* [Dataset records]:
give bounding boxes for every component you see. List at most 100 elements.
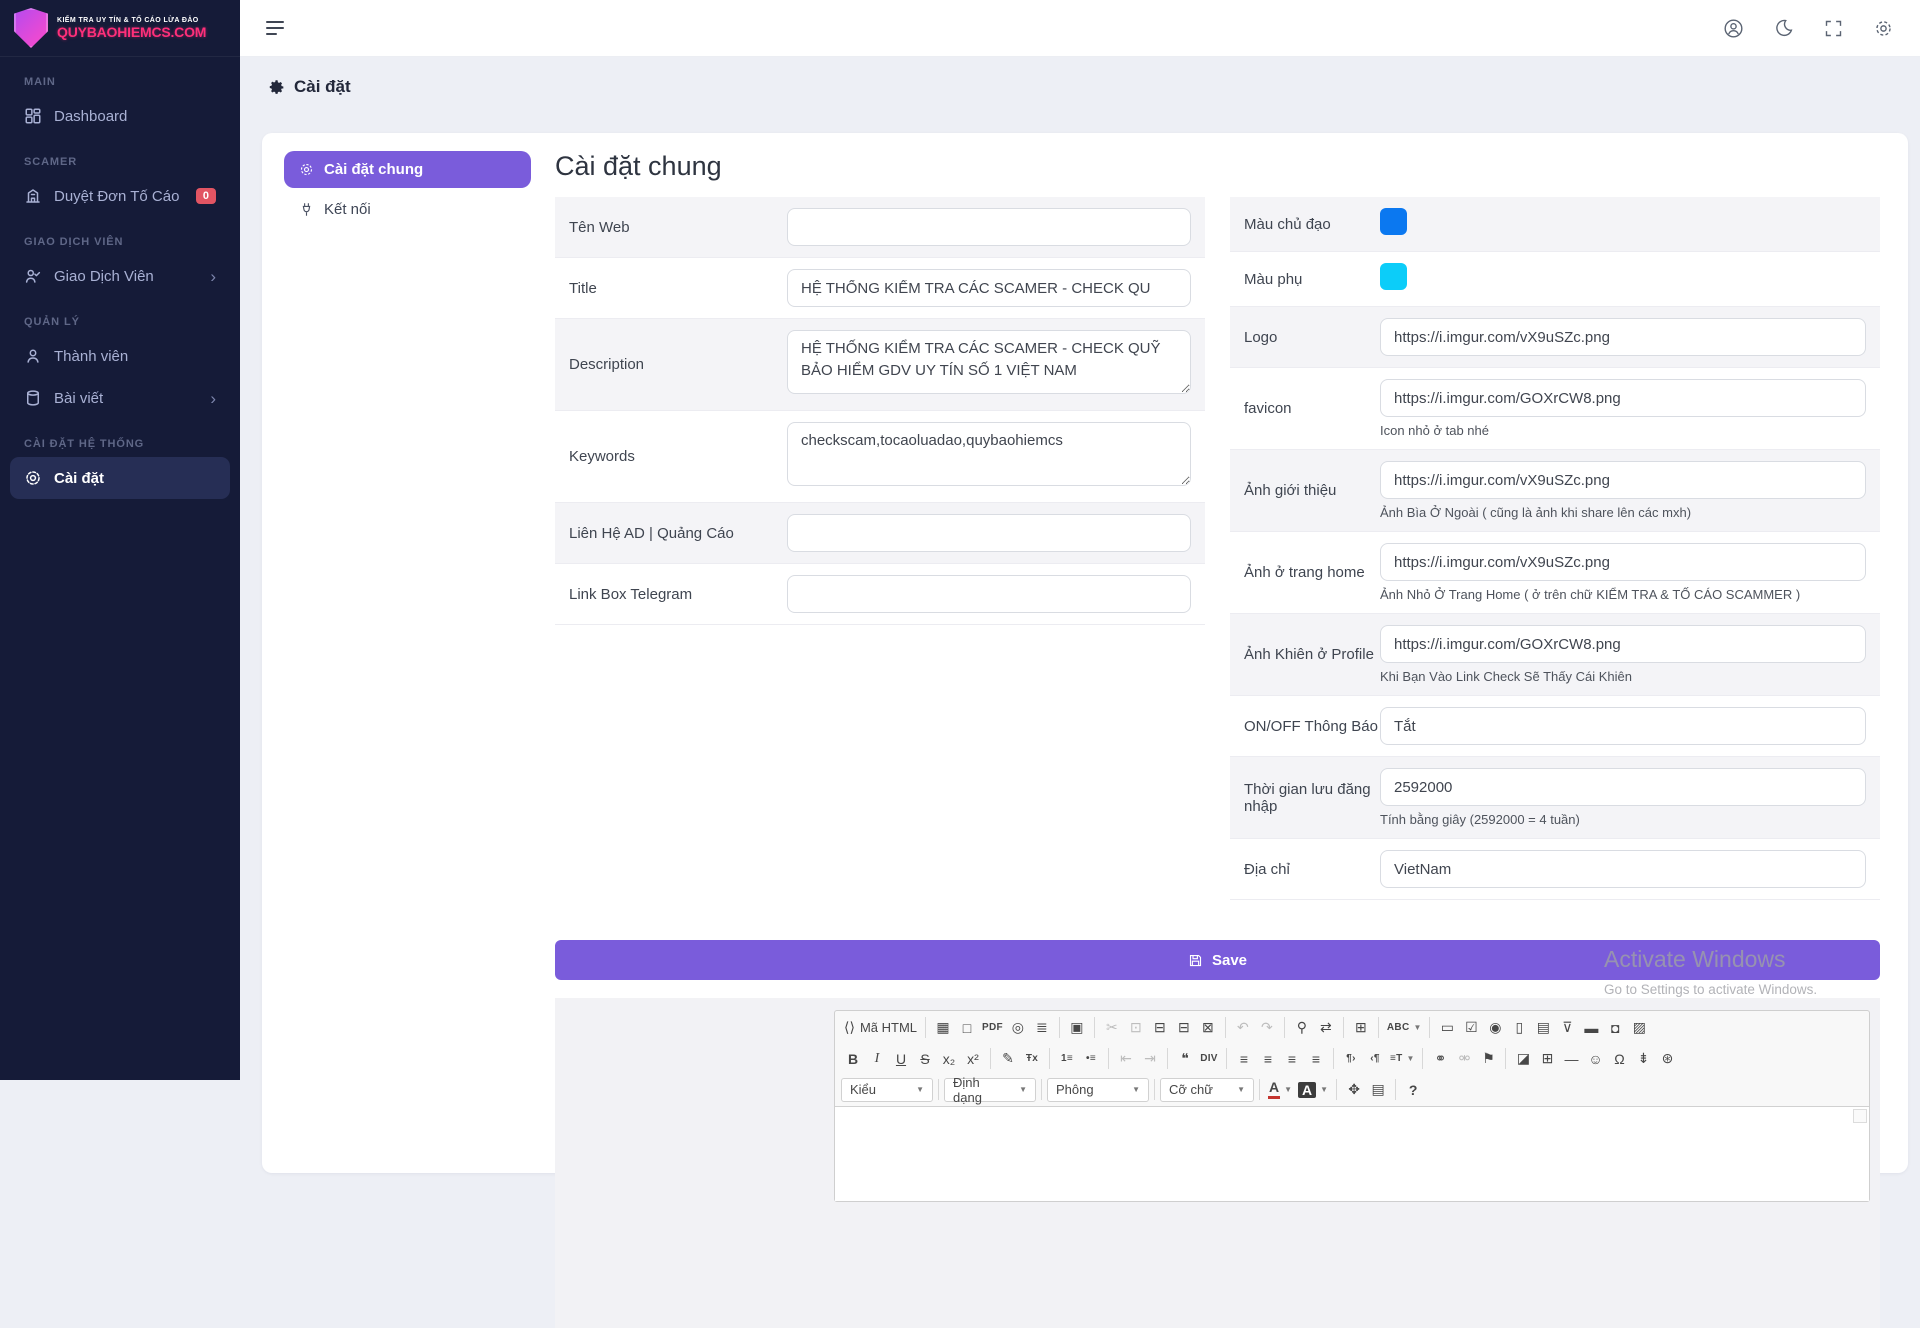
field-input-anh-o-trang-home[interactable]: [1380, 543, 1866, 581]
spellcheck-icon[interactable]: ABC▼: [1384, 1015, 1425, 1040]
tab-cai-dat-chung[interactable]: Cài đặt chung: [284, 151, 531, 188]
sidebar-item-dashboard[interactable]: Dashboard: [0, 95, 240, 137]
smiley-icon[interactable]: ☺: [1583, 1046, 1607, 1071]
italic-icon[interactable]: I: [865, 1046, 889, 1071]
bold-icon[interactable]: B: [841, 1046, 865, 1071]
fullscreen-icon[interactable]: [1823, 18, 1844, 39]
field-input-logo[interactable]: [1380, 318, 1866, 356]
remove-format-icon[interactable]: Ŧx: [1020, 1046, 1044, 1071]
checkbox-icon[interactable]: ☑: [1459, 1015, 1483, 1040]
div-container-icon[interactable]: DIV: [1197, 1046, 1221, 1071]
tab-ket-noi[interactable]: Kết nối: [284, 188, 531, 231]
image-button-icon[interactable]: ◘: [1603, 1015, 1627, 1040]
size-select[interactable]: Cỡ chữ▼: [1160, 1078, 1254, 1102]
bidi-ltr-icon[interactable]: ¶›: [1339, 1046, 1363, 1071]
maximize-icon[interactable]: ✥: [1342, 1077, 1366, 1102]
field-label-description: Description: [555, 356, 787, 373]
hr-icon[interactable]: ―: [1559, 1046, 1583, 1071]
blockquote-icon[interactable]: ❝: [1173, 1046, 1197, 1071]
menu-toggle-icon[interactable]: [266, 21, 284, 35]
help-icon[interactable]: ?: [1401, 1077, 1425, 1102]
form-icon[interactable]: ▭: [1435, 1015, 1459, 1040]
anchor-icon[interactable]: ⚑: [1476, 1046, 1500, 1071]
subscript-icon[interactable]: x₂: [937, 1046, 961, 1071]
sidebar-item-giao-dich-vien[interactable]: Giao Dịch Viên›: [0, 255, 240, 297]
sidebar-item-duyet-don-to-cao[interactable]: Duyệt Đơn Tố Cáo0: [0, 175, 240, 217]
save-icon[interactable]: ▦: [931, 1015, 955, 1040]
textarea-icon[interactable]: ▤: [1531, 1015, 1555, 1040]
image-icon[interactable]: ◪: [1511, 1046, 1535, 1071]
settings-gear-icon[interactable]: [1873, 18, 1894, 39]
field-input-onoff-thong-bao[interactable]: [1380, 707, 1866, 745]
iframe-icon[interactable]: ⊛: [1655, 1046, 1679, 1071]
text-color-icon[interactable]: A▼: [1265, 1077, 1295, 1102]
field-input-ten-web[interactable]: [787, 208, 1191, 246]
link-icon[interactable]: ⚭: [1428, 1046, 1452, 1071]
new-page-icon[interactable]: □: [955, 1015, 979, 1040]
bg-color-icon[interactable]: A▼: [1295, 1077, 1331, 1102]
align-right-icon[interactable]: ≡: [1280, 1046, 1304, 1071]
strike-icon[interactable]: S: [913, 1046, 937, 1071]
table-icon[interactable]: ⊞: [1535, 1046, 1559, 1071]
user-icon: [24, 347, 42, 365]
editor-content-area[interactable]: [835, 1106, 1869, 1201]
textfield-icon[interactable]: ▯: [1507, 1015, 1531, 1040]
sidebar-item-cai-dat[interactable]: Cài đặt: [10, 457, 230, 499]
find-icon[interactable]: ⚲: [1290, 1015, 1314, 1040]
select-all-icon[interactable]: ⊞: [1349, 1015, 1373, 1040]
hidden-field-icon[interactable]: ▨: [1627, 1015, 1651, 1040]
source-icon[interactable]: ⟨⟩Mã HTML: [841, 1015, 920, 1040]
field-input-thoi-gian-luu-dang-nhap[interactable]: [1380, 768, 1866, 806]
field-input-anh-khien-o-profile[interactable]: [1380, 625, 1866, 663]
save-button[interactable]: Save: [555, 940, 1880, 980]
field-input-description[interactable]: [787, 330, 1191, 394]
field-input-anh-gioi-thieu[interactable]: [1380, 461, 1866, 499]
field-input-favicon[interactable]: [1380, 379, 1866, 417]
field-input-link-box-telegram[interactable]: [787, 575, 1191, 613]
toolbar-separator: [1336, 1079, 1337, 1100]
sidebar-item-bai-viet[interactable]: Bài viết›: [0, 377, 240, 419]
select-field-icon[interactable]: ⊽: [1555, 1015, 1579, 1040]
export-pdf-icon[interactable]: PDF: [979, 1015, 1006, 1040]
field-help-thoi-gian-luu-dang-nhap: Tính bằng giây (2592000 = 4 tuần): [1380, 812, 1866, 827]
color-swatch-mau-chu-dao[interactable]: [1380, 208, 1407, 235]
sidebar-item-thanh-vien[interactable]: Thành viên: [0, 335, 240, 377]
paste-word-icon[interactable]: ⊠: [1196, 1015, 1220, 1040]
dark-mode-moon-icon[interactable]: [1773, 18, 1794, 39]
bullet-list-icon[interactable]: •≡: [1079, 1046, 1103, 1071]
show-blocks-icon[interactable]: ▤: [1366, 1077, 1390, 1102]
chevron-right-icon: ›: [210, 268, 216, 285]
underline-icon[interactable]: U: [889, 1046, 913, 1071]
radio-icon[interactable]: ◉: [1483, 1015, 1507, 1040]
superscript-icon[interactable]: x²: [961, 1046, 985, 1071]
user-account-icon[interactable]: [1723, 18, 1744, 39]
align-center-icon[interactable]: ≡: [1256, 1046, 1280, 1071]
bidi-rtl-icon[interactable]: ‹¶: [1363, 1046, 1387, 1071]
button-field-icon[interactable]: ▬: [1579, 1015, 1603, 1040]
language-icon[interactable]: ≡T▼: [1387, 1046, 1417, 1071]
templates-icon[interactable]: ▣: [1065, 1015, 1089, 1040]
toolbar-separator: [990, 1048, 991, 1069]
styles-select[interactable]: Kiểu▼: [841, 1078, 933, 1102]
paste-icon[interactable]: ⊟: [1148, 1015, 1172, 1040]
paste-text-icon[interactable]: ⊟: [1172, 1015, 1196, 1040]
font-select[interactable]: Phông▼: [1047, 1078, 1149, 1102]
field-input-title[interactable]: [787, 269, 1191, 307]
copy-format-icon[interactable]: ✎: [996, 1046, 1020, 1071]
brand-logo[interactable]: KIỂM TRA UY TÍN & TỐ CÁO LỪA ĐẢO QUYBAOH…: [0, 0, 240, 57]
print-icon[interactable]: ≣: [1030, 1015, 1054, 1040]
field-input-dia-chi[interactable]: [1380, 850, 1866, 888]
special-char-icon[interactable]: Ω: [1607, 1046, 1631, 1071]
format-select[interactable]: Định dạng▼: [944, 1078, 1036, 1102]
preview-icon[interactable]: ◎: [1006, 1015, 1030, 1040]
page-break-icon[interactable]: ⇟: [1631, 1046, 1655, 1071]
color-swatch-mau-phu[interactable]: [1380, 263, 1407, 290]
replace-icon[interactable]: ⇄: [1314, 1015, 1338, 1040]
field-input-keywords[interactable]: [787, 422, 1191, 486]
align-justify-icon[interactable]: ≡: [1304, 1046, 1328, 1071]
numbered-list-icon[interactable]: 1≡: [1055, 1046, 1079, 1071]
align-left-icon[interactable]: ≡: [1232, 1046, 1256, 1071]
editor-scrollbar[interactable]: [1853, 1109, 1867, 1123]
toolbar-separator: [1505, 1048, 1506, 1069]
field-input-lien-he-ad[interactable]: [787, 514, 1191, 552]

---

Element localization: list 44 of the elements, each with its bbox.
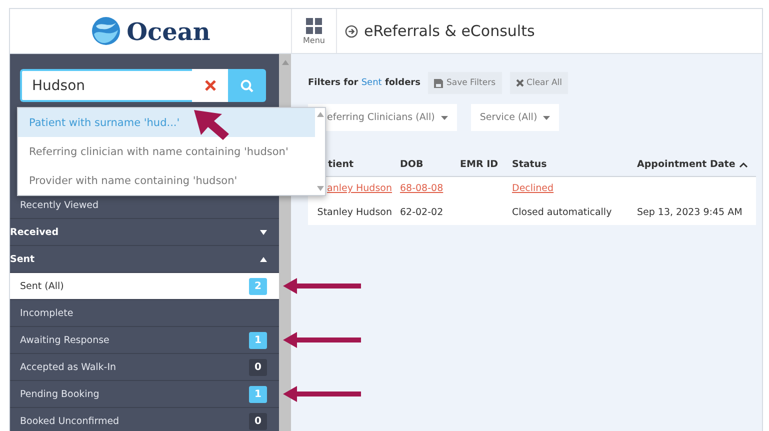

* [Challenge]: Copy out in full each line above that contains the string "toolbar".

* [Written solution]:
toolbar-separator: [1336, 1079, 1337, 1100]
toolbar-separator: [990, 1048, 991, 1069]
toolbar-separator: [1505, 1048, 1506, 1069]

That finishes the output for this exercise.